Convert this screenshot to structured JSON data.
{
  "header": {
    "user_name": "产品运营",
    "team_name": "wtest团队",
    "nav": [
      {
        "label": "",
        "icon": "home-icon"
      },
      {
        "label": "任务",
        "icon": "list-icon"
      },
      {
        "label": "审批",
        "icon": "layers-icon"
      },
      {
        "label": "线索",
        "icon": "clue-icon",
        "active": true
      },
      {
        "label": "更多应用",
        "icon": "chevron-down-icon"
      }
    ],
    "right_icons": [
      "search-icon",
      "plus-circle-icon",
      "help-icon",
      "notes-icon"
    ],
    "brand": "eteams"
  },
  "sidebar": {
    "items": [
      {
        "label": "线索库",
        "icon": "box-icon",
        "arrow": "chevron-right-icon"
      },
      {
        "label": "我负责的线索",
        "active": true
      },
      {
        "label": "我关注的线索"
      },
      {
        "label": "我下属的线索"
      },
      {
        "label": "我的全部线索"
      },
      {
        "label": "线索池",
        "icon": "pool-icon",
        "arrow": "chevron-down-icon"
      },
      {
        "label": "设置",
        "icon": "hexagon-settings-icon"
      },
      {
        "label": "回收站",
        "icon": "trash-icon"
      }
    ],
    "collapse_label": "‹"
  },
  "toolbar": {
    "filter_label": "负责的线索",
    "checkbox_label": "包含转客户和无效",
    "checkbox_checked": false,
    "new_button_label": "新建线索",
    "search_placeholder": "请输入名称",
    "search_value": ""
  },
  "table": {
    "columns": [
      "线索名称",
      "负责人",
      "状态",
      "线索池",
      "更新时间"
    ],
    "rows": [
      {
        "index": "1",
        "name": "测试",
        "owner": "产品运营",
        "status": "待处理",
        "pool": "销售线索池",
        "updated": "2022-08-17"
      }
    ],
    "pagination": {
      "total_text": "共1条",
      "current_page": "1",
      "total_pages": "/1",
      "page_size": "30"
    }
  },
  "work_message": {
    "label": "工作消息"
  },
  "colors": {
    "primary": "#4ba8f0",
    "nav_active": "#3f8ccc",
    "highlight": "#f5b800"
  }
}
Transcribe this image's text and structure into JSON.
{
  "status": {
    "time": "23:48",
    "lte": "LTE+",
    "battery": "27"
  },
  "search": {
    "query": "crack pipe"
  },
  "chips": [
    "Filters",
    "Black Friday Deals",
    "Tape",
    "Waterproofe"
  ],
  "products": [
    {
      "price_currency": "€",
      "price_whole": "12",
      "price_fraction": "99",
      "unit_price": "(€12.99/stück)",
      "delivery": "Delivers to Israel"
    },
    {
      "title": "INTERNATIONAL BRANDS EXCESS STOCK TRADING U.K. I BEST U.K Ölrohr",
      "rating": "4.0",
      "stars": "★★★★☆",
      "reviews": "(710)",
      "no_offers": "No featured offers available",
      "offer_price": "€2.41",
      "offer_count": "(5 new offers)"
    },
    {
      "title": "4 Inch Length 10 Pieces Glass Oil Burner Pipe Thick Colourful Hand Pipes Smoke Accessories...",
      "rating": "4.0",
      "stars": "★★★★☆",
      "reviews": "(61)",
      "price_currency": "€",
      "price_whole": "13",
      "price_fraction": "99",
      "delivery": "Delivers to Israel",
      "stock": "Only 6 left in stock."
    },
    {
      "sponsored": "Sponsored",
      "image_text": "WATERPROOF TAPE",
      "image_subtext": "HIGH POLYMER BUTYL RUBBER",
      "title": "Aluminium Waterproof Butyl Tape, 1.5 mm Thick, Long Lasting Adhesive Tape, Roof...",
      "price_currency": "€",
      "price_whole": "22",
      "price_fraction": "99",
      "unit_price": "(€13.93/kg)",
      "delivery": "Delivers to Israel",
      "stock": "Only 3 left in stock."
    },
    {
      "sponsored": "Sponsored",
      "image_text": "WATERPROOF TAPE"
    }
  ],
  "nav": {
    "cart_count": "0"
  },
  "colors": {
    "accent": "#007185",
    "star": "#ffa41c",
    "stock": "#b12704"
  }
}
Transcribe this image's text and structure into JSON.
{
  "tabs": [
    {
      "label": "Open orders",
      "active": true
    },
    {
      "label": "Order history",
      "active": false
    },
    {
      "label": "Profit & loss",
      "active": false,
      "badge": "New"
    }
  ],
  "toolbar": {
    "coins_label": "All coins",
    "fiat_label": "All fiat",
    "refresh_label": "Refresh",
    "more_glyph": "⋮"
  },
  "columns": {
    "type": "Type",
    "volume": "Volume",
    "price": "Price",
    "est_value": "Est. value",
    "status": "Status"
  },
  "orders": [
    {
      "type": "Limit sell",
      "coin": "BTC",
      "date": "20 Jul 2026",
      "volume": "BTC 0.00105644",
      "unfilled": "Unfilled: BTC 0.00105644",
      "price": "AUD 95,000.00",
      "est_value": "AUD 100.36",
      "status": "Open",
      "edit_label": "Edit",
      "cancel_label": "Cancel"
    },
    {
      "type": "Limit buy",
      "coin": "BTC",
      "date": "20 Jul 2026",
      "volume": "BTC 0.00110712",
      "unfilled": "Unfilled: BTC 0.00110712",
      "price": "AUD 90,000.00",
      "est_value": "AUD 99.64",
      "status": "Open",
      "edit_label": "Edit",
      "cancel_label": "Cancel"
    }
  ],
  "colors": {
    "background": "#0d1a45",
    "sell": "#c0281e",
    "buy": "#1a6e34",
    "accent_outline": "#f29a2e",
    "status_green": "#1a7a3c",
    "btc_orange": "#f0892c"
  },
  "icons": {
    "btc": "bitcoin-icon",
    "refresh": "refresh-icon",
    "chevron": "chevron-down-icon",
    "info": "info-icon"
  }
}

→ **Job**:
Your task is to return the full listing exactly as it was given.

→ **Problem solution**:
Convert this screenshot to structured JSON data.
{
  "header": {
    "user_name": "产品运营",
    "team_name": "wtest团队",
    "nav": [
      {
        "label": "",
        "icon": "home-icon"
      },
      {
        "label": "任务",
        "icon": "list-icon"
      },
      {
        "label": "审批",
        "icon": "layers-icon"
      },
      {
        "label": "线索",
        "icon": "clue-icon",
        "active": true
      },
      {
        "label": "更多应用",
        "icon": "chevron-down-icon"
      }
    ],
    "right_icons": [
      "search-icon",
      "plus-circle-icon",
      "help-icon",
      "notes-icon"
    ],
    "brand": "eteams"
  },
  "sidebar": {
    "items": [
      {
        "label": "线索库",
        "icon": "box-icon",
        "arrow": "chevron-right-icon"
      },
      {
        "label": "我负责的线索",
        "active": true
      },
      {
        "label": "我关注的线索"
      },
      {
        "label": "我下属的线索"
      },
      {
        "label": "我的全部线索"
      },
      {
        "label": "线索池",
        "icon": "pool-icon",
        "arrow": "chevron-down-icon"
      },
      {
        "label": "设置",
        "icon": "hexagon-settings-icon"
      },
      {
        "label": "回收站",
        "icon": "trash-icon"
      }
    ],
    "collapse_label": "‹"
  },
  "toolbar": {
    "filter_label": "负责的线索",
    "checkbox_label": "包含转客户和无效",
    "checkbox_checked": false,
    "new_button_label": "新建线索",
    "search_placeholder": "请输入名称",
    "search_value": ""
  },
  "table": {
    "columns": [
      "线索名称",
      "负责人",
      "状态",
      "线索池",
      "更新时间"
    ],
    "rows": [
      {
        "index": "1",
        "name": "测试",
        "owner": "产品运营",
        "status": "待处理",
        "pool": "销售线索池",
        "updated": "2022-08-17"
      }
    ],
    "pagination": {
      "total_text": "共1条",
      "current_page": "1",
      "total_pages": "/1",
      "page_size": "30"
    }
  },
  "work_message": {
    "label": "工作消息"
  },
  "colors": {
    "primary": "#4ba8f0",
    "nav_active": "#3f8ccc",
    "highlight": "#f5b800"
  }
}
Transcribe this image's text and structure into JSON.
{
  "status": {
    "time": "23:48",
    "lte": "LTE+",
    "battery": "27"
  },
  "search": {
    "query": "crack pipe"
  },
  "chips": [
    "Filters",
    "Black Friday Deals",
    "Tape",
    "Waterproofe"
  ],
  "products": [
    {
      "price_currency": "€",
      "price_whole": "12",
      "price_fraction": "99",
      "unit_price": "(€12.99/stück)",
      "delivery": "Delivers to Israel"
    },
    {
      "title": "INTERNATIONAL BRANDS EXCESS STOCK TRADING U.K. I BEST U.K Ölrohr",
      "rating": "4.0",
      "stars": "★★★★☆",
      "reviews": "(710)",
      "no_offers": "No featured offers available",
      "offer_price": "€2.41",
      "offer_count": "(5 new offers)"
    },
    {
      "title": "4 Inch Length 10 Pieces Glass Oil Burner Pipe Thick Colourful Hand Pipes Smoke Accessories...",
      "rating": "4.0",
      "stars": "★★★★☆",
      "reviews": "(61)",
      "price_currency": "€",
      "price_whole": "13",
      "price_fraction": "99",
      "delivery": "Delivers to Israel",
      "stock": "Only 6 left in stock."
    },
    {
      "sponsored": "Sponsored",
      "image_text": "WATERPROOF TAPE",
      "image_subtext": "HIGH POLYMER BUTYL RUBBER",
      "title": "Aluminium Waterproof Butyl Tape, 1.5 mm Thick, Long Lasting Adhesive Tape, Roof...",
      "price_currency": "€",
      "price_whole": "22",
      "price_fraction": "99",
      "unit_price": "(€13.93/kg)",
      "delivery": "Delivers to Israel",
      "stock": "Only 3 left in stock."
    },
    {
      "sponsored": "Sponsored",
      "image_text": "WATERPROOF TAPE"
    }
  ],
  "nav": {
    "cart_count": "0"
  },
  "colors": {
    "accent": "#007185",
    "star": "#ffa41c",
    "stock": "#b12704"
  }
}
Transcribe this image's text and structure into JSON.
{
  "tabs": [
    {
      "label": "Open orders",
      "active": true
    },
    {
      "label": "Order history",
      "active": false
    },
    {
      "label": "Profit & loss",
      "active": false,
      "badge": "New"
    }
  ],
  "toolbar": {
    "coins_label": "All coins",
    "fiat_label": "All fiat",
    "refresh_label": "Refresh",
    "more_glyph": "⋮"
  },
  "columns": {
    "type": "Type",
    "volume": "Volume",
    "price": "Price",
    "est_value": "Est. value",
    "status": "Status"
  },
  "orders": [
    {
      "type": "Limit sell",
      "coin": "BTC",
      "date": "20 Jul 2026",
      "volume": "BTC 0.00105644",
      "unfilled": "Unfilled: BTC 0.00105644",
      "price": "AUD 95,000.00",
      "est_value": "AUD 100.36",
      "status": "Open",
      "edit_label": "Edit",
      "cancel_label": "Cancel"
    },
    {
      "type": "Limit buy",
      "coin": "BTC",
      "date": "20 Jul 2026",
      "volume": "BTC 0.00110712",
      "unfilled": "Unfilled: BTC 0.00110712",
      "price": "AUD 90,000.00",
      "est_value": "AUD 99.64",
      "status": "Open",
      "edit_label": "Edit",
      "cancel_label": "Cancel"
    }
  ],
  "colors": {
    "background": "#0d1a45",
    "sell": "#c0281e",
    "buy": "#1a6e34",
    "accent_outline": "#f29a2e",
    "status_green": "#1a7a3c",
    "btc_orange": "#f0892c"
  },
  "icons": {
    "btc": "bitcoin-icon",
    "refresh": "refresh-icon",
    "chevron": "chevron-down-icon",
    "info": "info-icon"
  }
}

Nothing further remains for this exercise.